Data records
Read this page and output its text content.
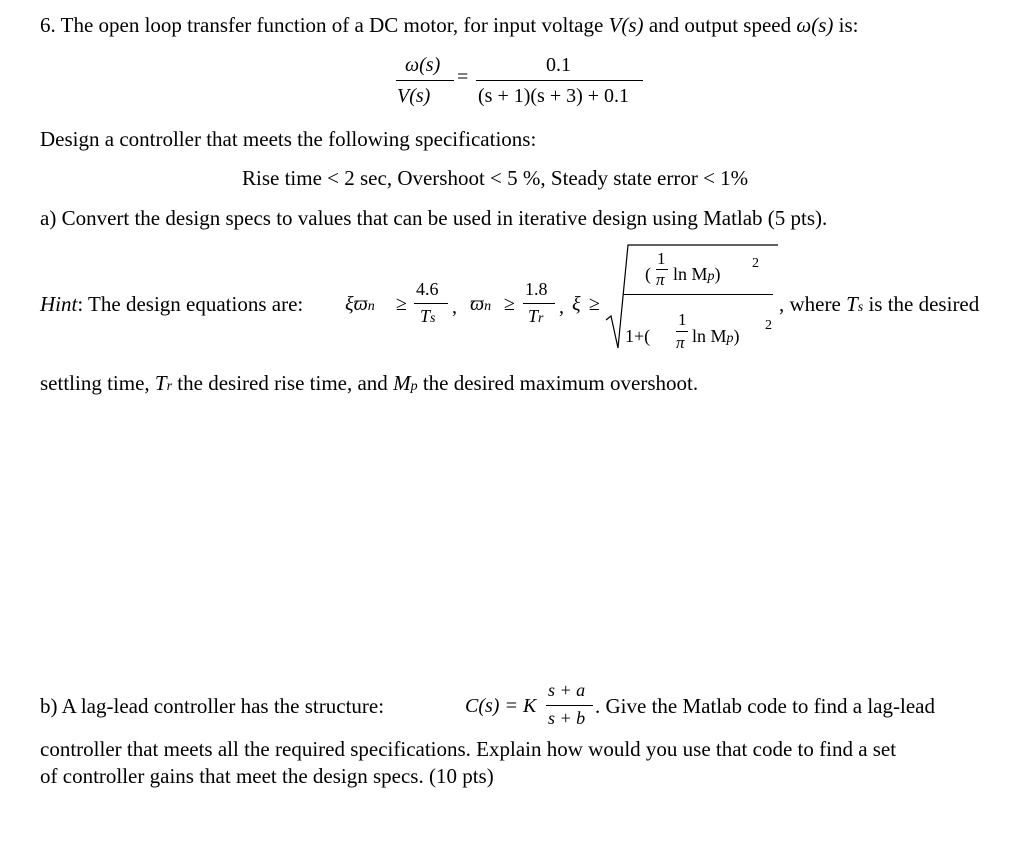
6. The open loop transfer function of a DC motor, for input voltage V(s) and output speed ω(s) is:
ω(s)
V(s)
=
0.1
(s + 1)(s + 3) + 0.1
Design a controller that meets the following specifications:
Rise time < 2 sec, Overshoot < 5 %, Steady state error < 1%
a) Convert the design specs to values that can be used in iterative design using Matlab (5 pts).
Hint: The design equations are: ξϖn ≥
4.6
Ts
, ϖn ≥
1.8
Tr
, ξ ≥
(
1
π ln Mp)
2
1+(
1
π ln Mp)
2
, where Ts is the desired
settling time, Tr the desired rise time, and Mp the desired maximum overshoot.
b) A lag-lead controller has the structure:	C(s) = K
s + a
s + b . Give the Matlab code to find a lag-lead
controller that meets all the required specifications. Explain how would you use that code to find a set
of controller gains that meet the design specs. (10 pts)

# Directive
Isolate each line of the listing above that includes "code". Copy it.

# Response
s + b . Give the Matlab code to find a lag-lead
controller that meets all the required specifications. Explain how would you use that code to find a set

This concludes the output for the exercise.